_What the task asks_
Lines containing the word "Predicted" should be extracted in full.

_Provided entries_
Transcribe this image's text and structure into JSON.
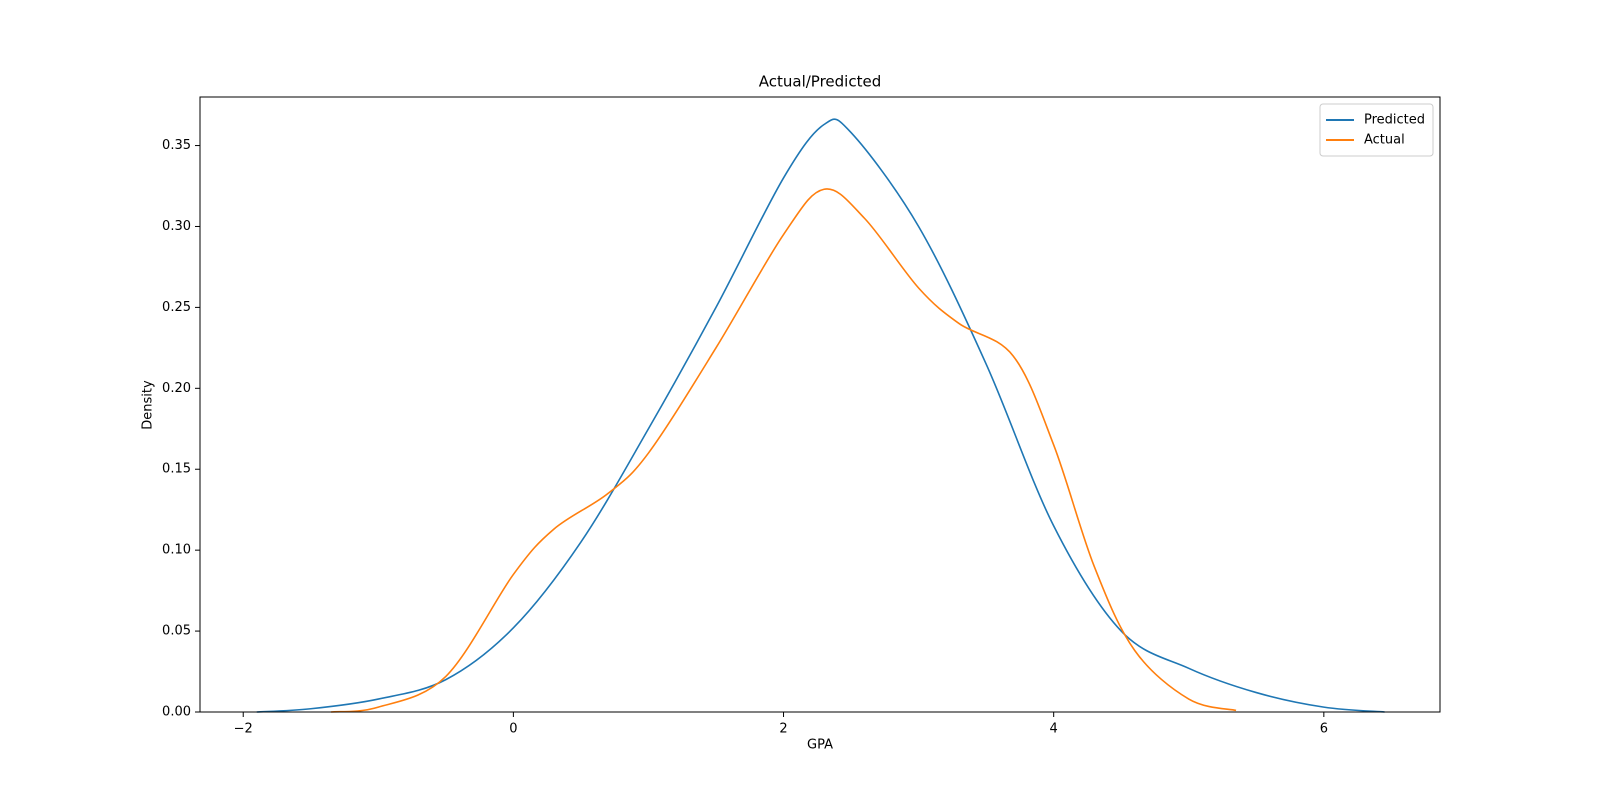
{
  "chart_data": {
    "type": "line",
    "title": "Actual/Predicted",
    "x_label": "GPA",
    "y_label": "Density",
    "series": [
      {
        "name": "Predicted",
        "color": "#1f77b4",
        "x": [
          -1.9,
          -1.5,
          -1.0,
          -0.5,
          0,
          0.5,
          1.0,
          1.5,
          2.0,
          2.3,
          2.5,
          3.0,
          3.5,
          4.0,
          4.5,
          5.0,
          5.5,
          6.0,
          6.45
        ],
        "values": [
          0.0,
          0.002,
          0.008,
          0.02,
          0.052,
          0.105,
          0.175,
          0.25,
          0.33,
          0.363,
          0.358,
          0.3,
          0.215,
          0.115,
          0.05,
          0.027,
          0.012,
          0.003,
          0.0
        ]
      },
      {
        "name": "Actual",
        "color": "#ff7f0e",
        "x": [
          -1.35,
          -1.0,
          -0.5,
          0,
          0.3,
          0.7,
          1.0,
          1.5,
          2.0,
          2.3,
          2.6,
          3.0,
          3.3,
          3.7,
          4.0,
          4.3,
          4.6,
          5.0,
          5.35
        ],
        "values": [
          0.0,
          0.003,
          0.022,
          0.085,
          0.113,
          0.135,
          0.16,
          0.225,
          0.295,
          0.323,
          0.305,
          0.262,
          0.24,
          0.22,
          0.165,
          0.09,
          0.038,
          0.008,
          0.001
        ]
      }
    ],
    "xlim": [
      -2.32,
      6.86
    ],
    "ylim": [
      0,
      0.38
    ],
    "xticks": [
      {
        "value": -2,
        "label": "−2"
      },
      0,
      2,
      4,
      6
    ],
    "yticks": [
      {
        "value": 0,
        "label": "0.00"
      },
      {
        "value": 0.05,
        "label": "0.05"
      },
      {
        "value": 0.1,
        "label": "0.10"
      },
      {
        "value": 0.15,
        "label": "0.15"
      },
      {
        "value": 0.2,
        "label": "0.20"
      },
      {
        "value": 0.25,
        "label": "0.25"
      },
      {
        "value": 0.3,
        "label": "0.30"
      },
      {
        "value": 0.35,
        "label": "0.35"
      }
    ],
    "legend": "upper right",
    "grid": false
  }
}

_Written answer_
    "title": "Actual/Predicted",
        "name": "Predicted",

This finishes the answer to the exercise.